* Short problem *
Each line that follows should be printed again exactly as it stands.

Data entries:

— start —

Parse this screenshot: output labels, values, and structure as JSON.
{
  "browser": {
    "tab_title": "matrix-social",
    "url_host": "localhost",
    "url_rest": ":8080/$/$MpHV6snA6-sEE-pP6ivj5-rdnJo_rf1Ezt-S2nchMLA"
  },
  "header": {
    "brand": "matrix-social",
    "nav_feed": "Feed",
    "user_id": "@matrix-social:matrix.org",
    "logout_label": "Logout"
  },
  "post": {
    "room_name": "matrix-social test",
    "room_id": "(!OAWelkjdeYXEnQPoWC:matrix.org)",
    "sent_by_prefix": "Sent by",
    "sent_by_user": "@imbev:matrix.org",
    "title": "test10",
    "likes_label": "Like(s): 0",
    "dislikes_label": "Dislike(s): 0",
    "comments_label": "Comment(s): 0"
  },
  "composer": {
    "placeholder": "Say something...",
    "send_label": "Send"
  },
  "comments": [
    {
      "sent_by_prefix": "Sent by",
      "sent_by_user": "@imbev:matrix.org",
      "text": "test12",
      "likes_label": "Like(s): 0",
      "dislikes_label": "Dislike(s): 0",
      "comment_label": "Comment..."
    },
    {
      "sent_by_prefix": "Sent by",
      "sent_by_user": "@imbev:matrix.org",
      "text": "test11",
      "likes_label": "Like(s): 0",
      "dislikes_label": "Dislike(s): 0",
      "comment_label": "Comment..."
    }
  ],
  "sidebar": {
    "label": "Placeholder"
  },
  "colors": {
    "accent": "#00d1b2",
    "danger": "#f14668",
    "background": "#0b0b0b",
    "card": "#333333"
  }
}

— end —

* Reply *
Parse this screenshot: output labels, values, and structure as JSON.
{
  "browser": {
    "tab_title": "matrix-social",
    "url_host": "localhost",
    "url_rest": ":8080/$/$MpHV6snA6-sEE-pP6ivj5-rdnJo_rf1Ezt-S2nchMLA"
  },
  "header": {
    "brand": "matrix-social",
    "nav_feed": "Feed",
    "user_id": "@matrix-social:matrix.org",
    "logout_label": "Logout"
  },
  "post": {
    "room_name": "matrix-social test",
    "room_id": "(!OAWelkjdeYXEnQPoWC:matrix.org)",
    "sent_by_prefix": "Sent by",
    "sent_by_user": "@imbev:matrix.org",
    "title": "test10",
    "likes_label": "Like(s): 0",
    "dislikes_label": "Dislike(s): 0",
    "comments_label": "Comment(s): 0"
  },
  "composer": {
    "placeholder": "Say something...",
    "send_label": "Send"
  },
  "comments": [
    {
      "sent_by_prefix": "Sent by",
      "sent_by_user": "@imbev:matrix.org",
      "text": "test12",
      "likes_label": "Like(s): 0",
      "dislikes_label": "Dislike(s): 0",
      "comment_label": "Comment..."
    },
    {
      "sent_by_prefix": "Sent by",
      "sent_by_user": "@imbev:matrix.org",
      "text": "test11",
      "likes_label": "Like(s): 0",
      "dislikes_label": "Dislike(s): 0",
      "comment_label": "Comment..."
    }
  ],
  "sidebar": {
    "label": "Placeholder"
  },
  "colors": {
    "accent": "#00d1b2",
    "danger": "#f14668",
    "background": "#0b0b0b",
    "card": "#333333"
  }
}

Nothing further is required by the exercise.